**Work to do**
Every line that includes the word "this" is to be listed.

• • • •

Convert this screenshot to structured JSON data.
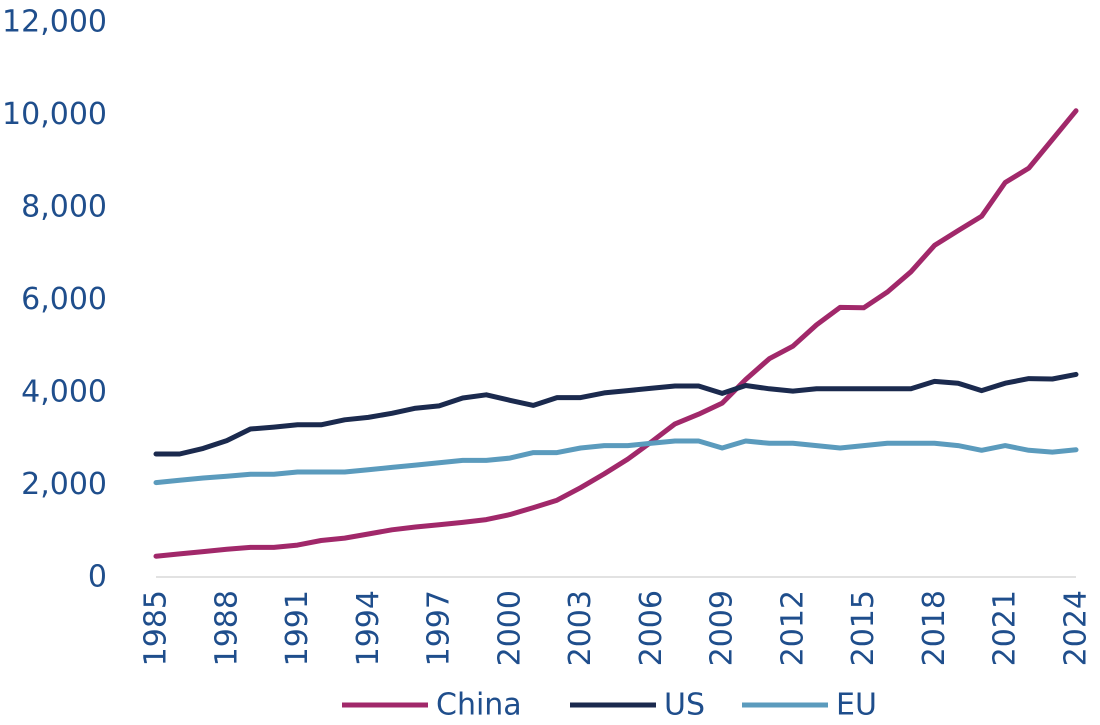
{
  "chart_data": {
    "type": "line",
    "title": "",
    "xlabel": "",
    "ylabel": "",
    "x": [
      1985,
      1986,
      1987,
      1988,
      1989,
      1990,
      1991,
      1992,
      1993,
      1994,
      1995,
      1996,
      1997,
      1998,
      1999,
      2000,
      2001,
      2002,
      2003,
      2004,
      2005,
      2006,
      2007,
      2008,
      2009,
      2010,
      2011,
      2012,
      2013,
      2014,
      2015,
      2016,
      2017,
      2018,
      2019,
      2020,
      2021,
      2022,
      2023,
      2024
    ],
    "xticks": [
      1985,
      1988,
      1991,
      1994,
      1997,
      2000,
      2003,
      2006,
      2009,
      2012,
      2015,
      2018,
      2021,
      2024
    ],
    "xtick_labels": [
      "1985",
      "1988",
      "1991",
      "1994",
      "1997",
      "2000",
      "2003",
      "2006",
      "2009",
      "2012",
      "2015",
      "2018",
      "2021",
      "2024"
    ],
    "ylim": [
      0,
      12000
    ],
    "yticks": [
      0,
      2000,
      4000,
      6000,
      8000,
      10000,
      12000
    ],
    "ytick_labels": [
      "0",
      "2,000",
      "4,000",
      "6,000",
      "8,000",
      "10,000",
      "12,000"
    ],
    "grid": false,
    "legend_position": "bottom",
    "series": [
      {
        "name": "China",
        "color": "#a1286a",
        "values": [
          450,
          500,
          550,
          600,
          640,
          640,
          690,
          790,
          840,
          930,
          1020,
          1080,
          1130,
          1180,
          1240,
          1350,
          1500,
          1660,
          1930,
          2230,
          2550,
          2920,
          3310,
          3520,
          3760,
          4270,
          4720,
          4990,
          5450,
          5830,
          5820,
          6160,
          6600,
          7170,
          7490,
          7800,
          8530,
          8840,
          9460,
          10080
        ]
      },
      {
        "name": "US",
        "color": "#1b2a4e",
        "values": [
          2660,
          2660,
          2780,
          2950,
          3200,
          3240,
          3290,
          3290,
          3400,
          3450,
          3540,
          3650,
          3700,
          3870,
          3940,
          3820,
          3710,
          3880,
          3880,
          3980,
          4030,
          4080,
          4130,
          4130,
          3970,
          4140,
          4070,
          4020,
          4070,
          4070,
          4070,
          4070,
          4070,
          4230,
          4190,
          4030,
          4190,
          4290,
          4280,
          4380
        ]
      },
      {
        "name": "EU",
        "color": "#5b9bbd",
        "values": [
          2040,
          2090,
          2140,
          2180,
          2220,
          2220,
          2270,
          2270,
          2270,
          2320,
          2370,
          2420,
          2470,
          2520,
          2520,
          2570,
          2690,
          2690,
          2790,
          2840,
          2840,
          2890,
          2940,
          2940,
          2790,
          2940,
          2890,
          2890,
          2840,
          2790,
          2840,
          2890,
          2890,
          2890,
          2840,
          2740,
          2840,
          2740,
          2700,
          2750
        ]
      }
    ]
  }
}
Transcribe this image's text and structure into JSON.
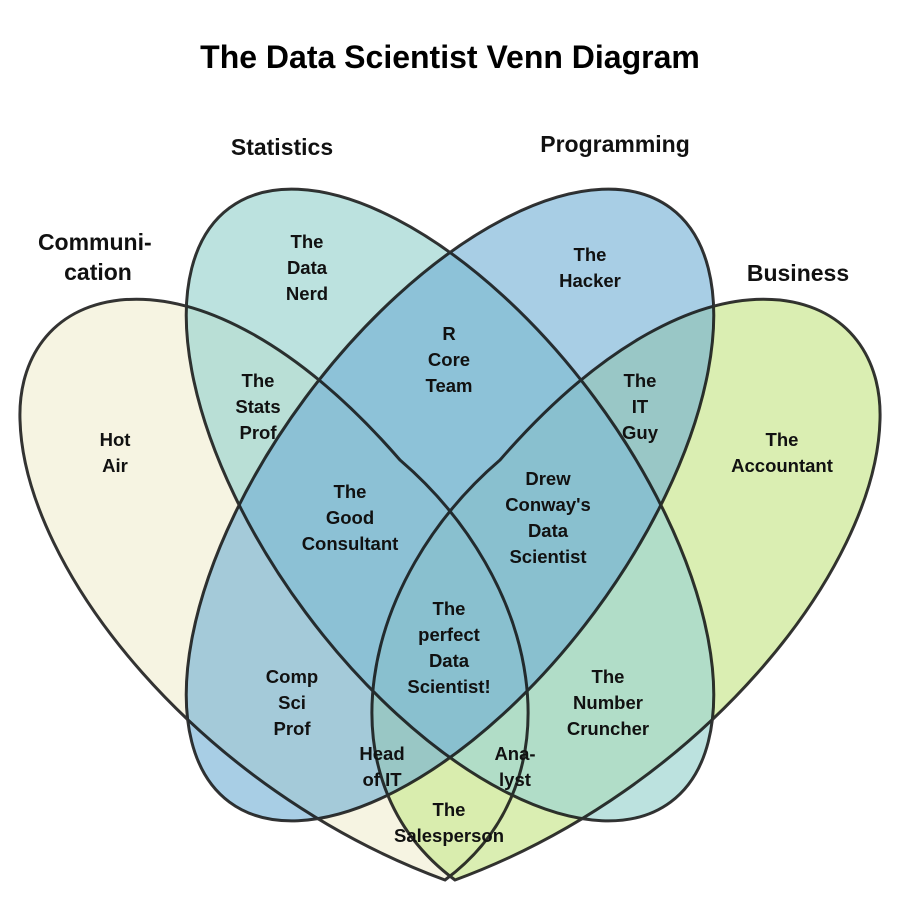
{
  "title": "The Data Scientist Venn Diagram",
  "sets": {
    "communication": {
      "lines": [
        "Communi-",
        "cation"
      ],
      "color": "#f6f4e2"
    },
    "statistics": {
      "lines": [
        "Statistics"
      ],
      "color": "#9fd6d2"
    },
    "programming": {
      "lines": [
        "Programming"
      ],
      "color": "#6eaed4"
    },
    "business": {
      "lines": [
        "Business"
      ],
      "color": "#d3eba4"
    }
  },
  "regions": [
    {
      "name": "data-nerd",
      "lines": [
        "The",
        "Data",
        "Nerd"
      ]
    },
    {
      "name": "hacker",
      "lines": [
        "The",
        "Hacker"
      ]
    },
    {
      "name": "r-core-team",
      "lines": [
        "R",
        "Core",
        "Team"
      ]
    },
    {
      "name": "stats-prof",
      "lines": [
        "The",
        "Stats",
        "Prof"
      ]
    },
    {
      "name": "it-guy",
      "lines": [
        "The",
        "IT",
        "Guy"
      ]
    },
    {
      "name": "hot-air",
      "lines": [
        "Hot",
        "Air"
      ]
    },
    {
      "name": "accountant",
      "lines": [
        "The",
        "Accountant"
      ]
    },
    {
      "name": "good-consultant",
      "lines": [
        "The",
        "Good",
        "Consultant"
      ]
    },
    {
      "name": "drew-conway-data-scientist",
      "lines": [
        "Drew",
        "Conway's",
        "Data",
        "Scientist"
      ]
    },
    {
      "name": "perfect-data-scientist",
      "lines": [
        "The",
        "perfect",
        "Data",
        "Scientist!"
      ]
    },
    {
      "name": "comp-sci-prof",
      "lines": [
        "Comp",
        "Sci",
        "Prof"
      ]
    },
    {
      "name": "number-cruncher",
      "lines": [
        "The",
        "Number",
        "Cruncher"
      ]
    },
    {
      "name": "head-of-it",
      "lines": [
        "Head",
        "of IT"
      ]
    },
    {
      "name": "analyst",
      "lines": [
        "Ana-",
        "lyst"
      ]
    },
    {
      "name": "salesperson",
      "lines": [
        "The",
        "Salesperson"
      ]
    }
  ]
}
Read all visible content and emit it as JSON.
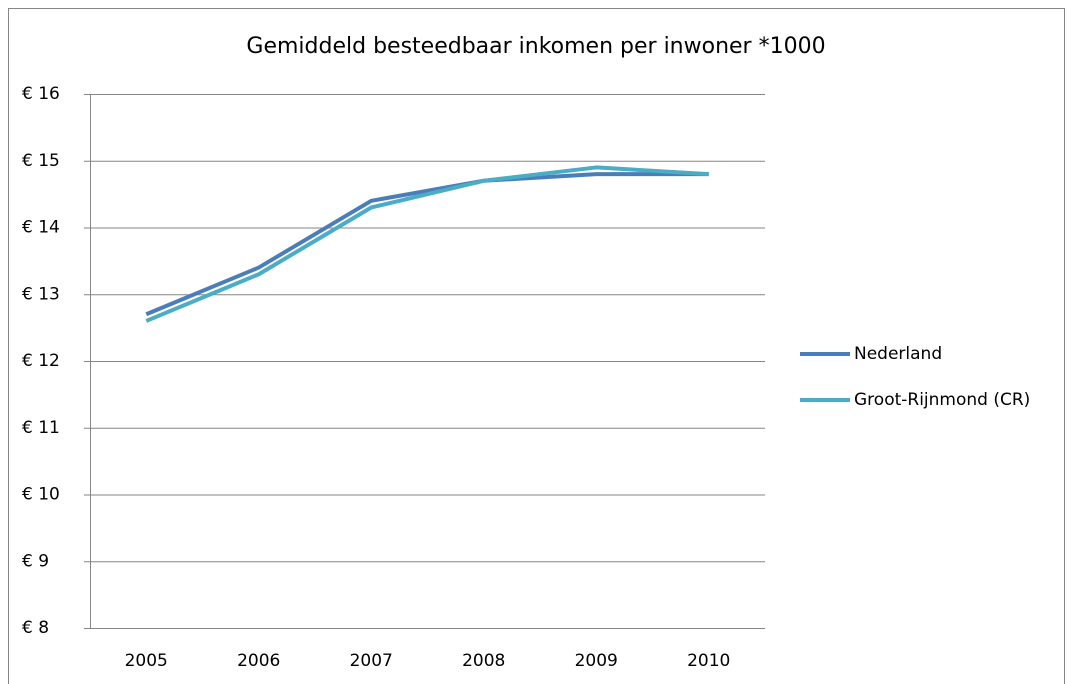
{
  "chart_data": {
    "type": "line",
    "title": "Gemiddeld besteedbaar inkomen per inwoner *1000",
    "categories": [
      "2005",
      "2006",
      "2007",
      "2008",
      "2009",
      "2010"
    ],
    "series": [
      {
        "name": "Nederland",
        "color": "#4a7ebb",
        "values": [
          12.7,
          13.4,
          14.4,
          14.7,
          14.8,
          14.8
        ]
      },
      {
        "name": "Groot-Rijnmond (CR)",
        "color": "#4bacc6",
        "values": [
          12.6,
          13.3,
          14.3,
          14.7,
          14.9,
          14.8
        ]
      }
    ],
    "ylim": [
      8,
      16
    ],
    "yticks": [
      {
        "value": 8,
        "label": "€ 8"
      },
      {
        "value": 9,
        "label": "€ 9"
      },
      {
        "value": 10,
        "label": "€ 10"
      },
      {
        "value": 11,
        "label": "€ 11"
      },
      {
        "value": 12,
        "label": "€ 12"
      },
      {
        "value": 13,
        "label": "€ 13"
      },
      {
        "value": 14,
        "label": "€ 14"
      },
      {
        "value": 15,
        "label": "€ 15"
      },
      {
        "value": 16,
        "label": "€ 16"
      }
    ],
    "grid": true,
    "legend": "right"
  }
}
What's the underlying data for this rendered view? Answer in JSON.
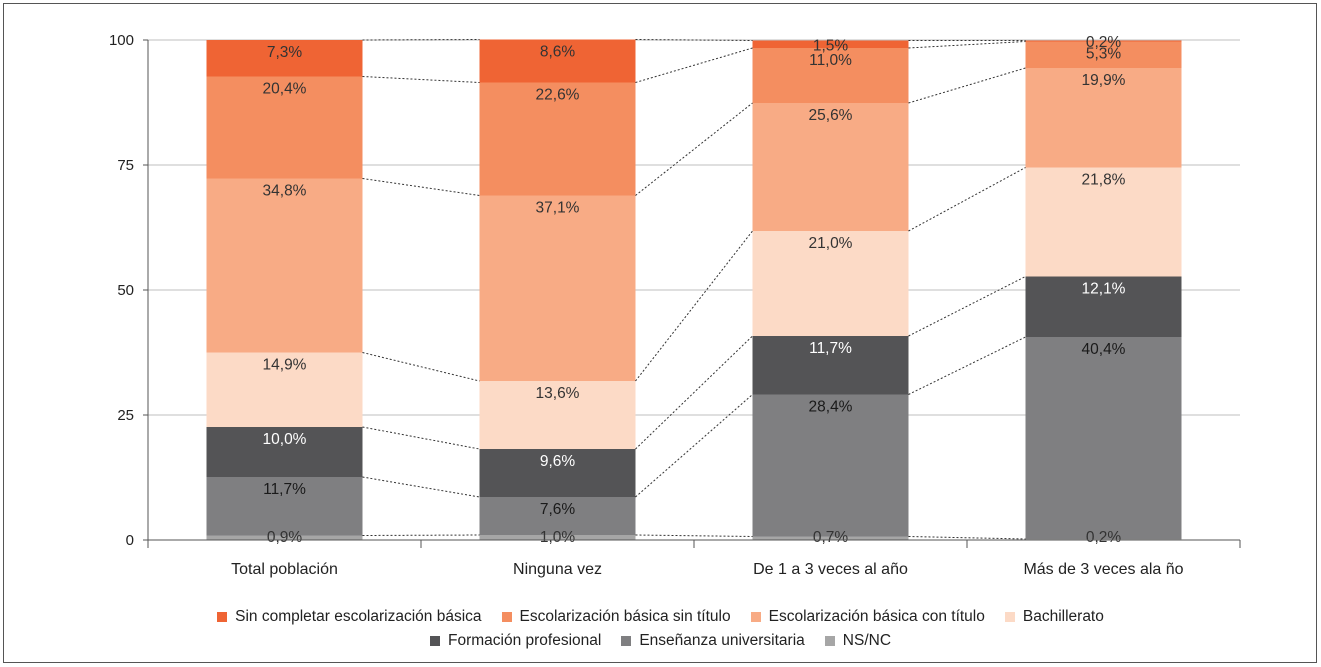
{
  "chart_data": {
    "type": "bar",
    "stacked": true,
    "title": "",
    "xlabel": "",
    "ylabel": "",
    "ylim": [
      0,
      100
    ],
    "yticks": [
      0,
      25,
      50,
      75,
      100
    ],
    "grid": true,
    "legend_position": "bottom",
    "connector_lines": "dotted",
    "categories": [
      "Total población",
      "Ninguna vez",
      "De 1 a 3 veces al año",
      "Más de 3 veces ala ño"
    ],
    "series": [
      {
        "name": "NS/NC",
        "color": "#a6a6a6",
        "label_color": "#333333",
        "values": [
          0.9,
          1.0,
          0.7,
          0.2
        ],
        "labels": [
          "0,9%",
          "1,0%",
          "0,7%",
          "0,2%"
        ]
      },
      {
        "name": "Enseñanza universitaria",
        "color": "#7f7f81",
        "label_color": "#1a1a1a",
        "values": [
          11.7,
          7.6,
          28.4,
          40.4
        ],
        "labels": [
          "11,7%",
          "7,6%",
          "28,4%",
          "40,4%"
        ]
      },
      {
        "name": "Formación profesional",
        "color": "#545456",
        "label_color": "#ffffff",
        "values": [
          10.0,
          9.6,
          11.7,
          12.1
        ],
        "labels": [
          "10,0%",
          "9,6%",
          "11,7%",
          "12,1%"
        ]
      },
      {
        "name": "Bachillerato",
        "color": "#fcdac6",
        "label_color": "#333333",
        "values": [
          14.9,
          13.6,
          21.0,
          21.8
        ],
        "labels": [
          "14,9%",
          "13,6%",
          "21,0%",
          "21,8%"
        ]
      },
      {
        "name": "Escolarización básica con título",
        "color": "#f8ab85",
        "label_color": "#333333",
        "values": [
          34.8,
          37.1,
          25.6,
          19.9
        ],
        "labels": [
          "34,8%",
          "37,1%",
          "25,6%",
          "19,9%"
        ]
      },
      {
        "name": "Escolarización básica sin título",
        "color": "#f48e60",
        "label_color": "#333333",
        "values": [
          20.4,
          22.6,
          11.0,
          5.3
        ],
        "labels": [
          "20,4%",
          "22,6%",
          "11,0%",
          "5,3%"
        ]
      },
      {
        "name": "Sin completar escolarización básica",
        "color": "#ef6434",
        "label_color": "#333333",
        "values": [
          7.3,
          8.6,
          1.5,
          0.2
        ],
        "labels": [
          "7,3%",
          "8,6%",
          "1,5%",
          "0,2%"
        ]
      }
    ],
    "legend_rows": [
      [
        "Sin completar escolarización básica",
        "Escolarización básica sin título",
        "Escolarización básica con título",
        "Bachillerato"
      ],
      [
        "Formación profesional",
        "Enseñanza universitaria",
        "NS/NC"
      ]
    ]
  }
}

• • • •

**Expected answer**
Convert this screenshot to structured JSON data.
Transcribe this image's text and structure into JSON.
What's the underlying data for this rendered view? Answer in JSON.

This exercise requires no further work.